EXTRACTED DATA:
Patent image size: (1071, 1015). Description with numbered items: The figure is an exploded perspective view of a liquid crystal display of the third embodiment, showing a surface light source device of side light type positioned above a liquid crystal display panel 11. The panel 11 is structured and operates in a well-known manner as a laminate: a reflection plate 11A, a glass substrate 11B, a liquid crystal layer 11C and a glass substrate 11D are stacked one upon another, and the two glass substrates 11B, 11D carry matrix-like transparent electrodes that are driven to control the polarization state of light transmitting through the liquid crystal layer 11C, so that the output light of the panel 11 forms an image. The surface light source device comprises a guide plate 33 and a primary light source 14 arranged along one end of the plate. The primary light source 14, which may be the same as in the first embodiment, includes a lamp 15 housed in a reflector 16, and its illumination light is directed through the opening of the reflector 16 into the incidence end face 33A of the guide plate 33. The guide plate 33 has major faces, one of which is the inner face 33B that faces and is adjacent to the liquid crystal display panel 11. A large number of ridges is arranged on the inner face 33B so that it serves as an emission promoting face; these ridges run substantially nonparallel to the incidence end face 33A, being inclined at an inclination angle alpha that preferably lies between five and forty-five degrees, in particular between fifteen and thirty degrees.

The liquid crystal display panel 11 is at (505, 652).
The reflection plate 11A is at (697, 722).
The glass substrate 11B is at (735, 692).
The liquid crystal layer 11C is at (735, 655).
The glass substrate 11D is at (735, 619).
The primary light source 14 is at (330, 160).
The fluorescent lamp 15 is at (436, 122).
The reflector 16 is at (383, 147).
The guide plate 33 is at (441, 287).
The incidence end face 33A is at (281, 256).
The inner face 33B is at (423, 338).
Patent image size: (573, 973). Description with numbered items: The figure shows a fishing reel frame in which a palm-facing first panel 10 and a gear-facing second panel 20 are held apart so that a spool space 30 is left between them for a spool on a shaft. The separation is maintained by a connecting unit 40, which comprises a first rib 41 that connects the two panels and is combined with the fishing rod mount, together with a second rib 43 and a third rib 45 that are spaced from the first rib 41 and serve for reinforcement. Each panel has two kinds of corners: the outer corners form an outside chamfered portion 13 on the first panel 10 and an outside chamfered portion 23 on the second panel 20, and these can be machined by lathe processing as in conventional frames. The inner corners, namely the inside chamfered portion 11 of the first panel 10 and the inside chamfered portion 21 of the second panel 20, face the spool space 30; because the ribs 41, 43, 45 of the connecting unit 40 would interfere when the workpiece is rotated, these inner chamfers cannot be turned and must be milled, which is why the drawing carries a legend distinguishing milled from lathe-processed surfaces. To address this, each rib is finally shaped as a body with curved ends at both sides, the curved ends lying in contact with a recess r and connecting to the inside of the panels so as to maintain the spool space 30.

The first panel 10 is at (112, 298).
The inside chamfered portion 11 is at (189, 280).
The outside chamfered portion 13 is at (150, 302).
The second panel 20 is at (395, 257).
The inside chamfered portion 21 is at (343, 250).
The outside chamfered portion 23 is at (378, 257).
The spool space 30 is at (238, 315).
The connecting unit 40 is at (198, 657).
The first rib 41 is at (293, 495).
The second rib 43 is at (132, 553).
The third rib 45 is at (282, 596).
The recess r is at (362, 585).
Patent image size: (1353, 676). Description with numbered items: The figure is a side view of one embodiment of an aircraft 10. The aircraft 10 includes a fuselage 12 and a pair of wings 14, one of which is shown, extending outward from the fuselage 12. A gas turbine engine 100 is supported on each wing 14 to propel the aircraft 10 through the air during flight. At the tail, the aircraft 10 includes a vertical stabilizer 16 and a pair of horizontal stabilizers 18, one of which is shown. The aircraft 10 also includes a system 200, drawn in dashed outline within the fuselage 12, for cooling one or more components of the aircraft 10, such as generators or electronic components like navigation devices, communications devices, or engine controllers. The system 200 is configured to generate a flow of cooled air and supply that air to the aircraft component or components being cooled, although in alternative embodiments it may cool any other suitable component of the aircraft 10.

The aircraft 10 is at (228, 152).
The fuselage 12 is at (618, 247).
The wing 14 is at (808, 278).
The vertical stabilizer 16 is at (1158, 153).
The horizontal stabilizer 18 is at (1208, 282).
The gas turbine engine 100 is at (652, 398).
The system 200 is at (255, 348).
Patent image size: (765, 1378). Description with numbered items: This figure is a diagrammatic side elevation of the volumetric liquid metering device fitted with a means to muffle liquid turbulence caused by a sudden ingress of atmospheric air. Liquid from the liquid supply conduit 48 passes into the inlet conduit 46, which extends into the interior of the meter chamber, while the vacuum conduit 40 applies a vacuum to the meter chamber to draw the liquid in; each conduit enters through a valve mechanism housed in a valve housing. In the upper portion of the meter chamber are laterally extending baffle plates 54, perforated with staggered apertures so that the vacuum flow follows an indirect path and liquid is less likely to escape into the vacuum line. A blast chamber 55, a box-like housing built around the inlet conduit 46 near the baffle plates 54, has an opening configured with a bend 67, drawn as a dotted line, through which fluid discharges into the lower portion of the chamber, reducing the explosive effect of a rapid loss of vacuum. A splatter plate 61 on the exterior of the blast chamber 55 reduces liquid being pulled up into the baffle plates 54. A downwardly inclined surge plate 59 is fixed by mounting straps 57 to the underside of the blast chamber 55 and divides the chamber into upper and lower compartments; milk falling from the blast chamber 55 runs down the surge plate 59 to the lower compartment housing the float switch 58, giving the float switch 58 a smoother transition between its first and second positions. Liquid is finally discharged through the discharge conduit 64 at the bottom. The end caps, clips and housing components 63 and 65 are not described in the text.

REQUIRED WORK: Arrange every line of the listing above as a JSON list of strings, with one string per line and the blank lines omitted.

EXERCISE ANSWER:
[
  "Patent image size: (1071, 1015). Description with numbered items: The figure is an exploded perspective view of a liquid crystal display of the third embodiment, showing a surface light source device of side light type positioned above a liquid crystal display panel 11. The panel 11 is structured and operates in a well-known manner as a laminate: a reflection plate 11A, a glass substrate 11B, a liquid crystal layer 11C and a glass substrate 11D are stacked one upon another, and the two glass substrates 11B, 11D carry matrix-like transparent electrodes that are driven to control the polarization state of light transmitting through the liquid crystal layer 11C, so that the output light of the panel 11 forms an image. The surface light source device comprises a guide plate 33 and a primary light source 14 arranged along one end of the plate. The primary light source 14, which may be the same as in the first embodiment, includes a lamp 15 housed in a reflector 16, and its illumination light is directed through the opening of the reflector 16 into the incidence end face 33A of the guide plate 33. The guide plate 33 has major faces, one of which is the inner face 33B that faces and is adjacent to the liquid crystal display panel 11. A large number of ridges is arranged on the inner face 33B so that it serves as an emission promoting face; these ridges run substantially nonparallel to the incidence end face 33A, being inclined at an inclination angle alpha that preferably lies between five and forty-five degrees, in particular between fifteen and thirty degrees.",
  "The liquid crystal display panel 11 is at (505, 652).",
  "The reflection plate 11A is at (697, 722).",
  "The glass substrate 11B is at (735, 692).",
  "The liquid crystal layer 11C is at (735, 655).",
  "The glass substrate 11D is at (735, 619).",
  "The primary light source 14 is at (330, 160).",
  "The fluorescent lamp 15 is at (436, 122).",
  "The reflector 16 is at (383, 147).",
  "The guide plate 33 is at (441, 287).",
  "The incidence end face 33A is at (281, 256).",
  "The inner face 33B is at (423, 338).",
  "Patent image size: (573, 973). Description with numbered items: The figure shows a fishing reel frame in which a palm-facing first panel 10 and a gear-facing second panel 20 are held apart so that a spool space 30 is left between them for a spool on a shaft. The separation is maintained by a connecting unit 40, which comprises a first rib 41 that connects the two panels and is combined with the fishing rod mount, together with a second rib 43 and a third rib 45 that are spaced from the first rib 41 and serve for reinforcement. Each panel has two kinds of corners: the outer corners form an outside chamfered portion 13 on the first panel 10 and an outside chamfered portion 23 on the second panel 20, and these can be machined by lathe processing as in conventional frames. The inner corners, namely the inside chamfered portion 11 of the first panel 10 and the inside chamfered portion 21 of the second panel 20, face the spool space 30; because the ribs 41, 43, 45 of the connecting unit 40 would interfere when the workpiece is rotated, these inner chamfers cannot be turned and must be milled, which is why the drawing carries a legend distinguishing milled from lathe-processed surfaces. To address this, each rib is finally shaped as a body with curved ends at both sides, the curved ends lying in contact with a recess r and connecting to the inside of the panels so as to maintain the spool space 30.",
  "The first panel 10 is at (112, 298).",
  "The inside chamfered portion 11 is at (189, 280).",
  "The outside chamfered portion 13 is at (150, 302).",
  "The second panel 20 is at (395, 257).",
  "The inside chamfered portion 21 is at (343, 250).",
  "The outside chamfered portion 23 is at (378, 257).",
  "The spool space 30 is at (238, 315).",
  "The connecting unit 40 is at (198, 657).",
  "The first rib 41 is at (293, 495).",
  "The second rib 43 is at (132, 553).",
  "The third rib 45 is at (282, 596).",
  "The recess r is at (362, 585).",
  "Patent image size: (1353, 676). Description with numbered items: The figure is a side view of one embodiment of an aircraft 10. The aircraft 10 includes a fuselage 12 and a pair of wings 14, one of which is shown, extending outward from the fuselage 12. A gas turbine engine 100 is supported on each wing 14 to propel the aircraft 10 through the air during flight. At the tail, the aircraft 10 includes a vertical stabilizer 16 and a pair of horizontal stabilizers 18, one of which is shown. The aircraft 10 also includes a system 200, drawn in dashed outline within the fuselage 12, for cooling one or more components of the aircraft 10, such as generators or electronic components like navigation devices, communications devices, or engine controllers. The system 200 is configured to generate a flow of cooled air and supply that air to the aircraft component or components being cooled, although in alternative embodiments it may cool any other suitable component of the aircraft 10.",
  "The aircraft 10 is at (228, 152).",
  "The fuselage 12 is at (618, 247).",
  "The wing 14 is at (808, 278).",
  "The vertical stabilizer 16 is at (1158, 153).",
  "The horizontal stabilizer 18 is at (1208, 282).",
  "The gas turbine engine 100 is at (652, 398).",
  "The system 200 is at (255, 348).",
  "Patent image size: (765, 1378). Description with numbered items: This figure is a diagrammatic side elevation of the volumetric liquid metering device fitted with a means to muffle liquid turbulence caused by a sudden ingress of atmospheric air. Liquid from the liquid supply conduit 48 passes into the inlet conduit 46, which extends into the interior of the meter chamber, while the vacuum conduit 40 applies a vacuum to the meter chamber to draw the liquid in; each conduit enters through a valve mechanism housed in a valve housing. In the upper portion of the meter chamber are laterally extending baffle plates 54, perforated with staggered apertures so that the vacuum flow follows an indirect path and liquid is less likely to escape into the vacuum line. A blast chamber 55, a box-like housing built around the inlet conduit 46 near the baffle plates 54, has an opening configured with a bend 67, drawn as a dotted line, through which fluid discharges into the lower portion of the chamber, reducing the explosive effect of a rapid loss of vacuum. A splatter plate 61 on the exterior of the blast chamber 55 reduces liquid being pulled up into the baffle plates 54. A downwardly inclined surge plate 59 is fixed by mounting straps 57 to the underside of the blast chamber 55 and divides the chamber into upper and lower compartments; milk falling from the blast chamber 55 runs down the surge plate 59 to the lower compartment housing the float switch 58, giving the float switch 58 a smoother transition between its first and second positions. Liquid is finally discharged through the discharge conduit 64 at the bottom. The end caps, clips and housing components 63 and 65 are not described in the text."
]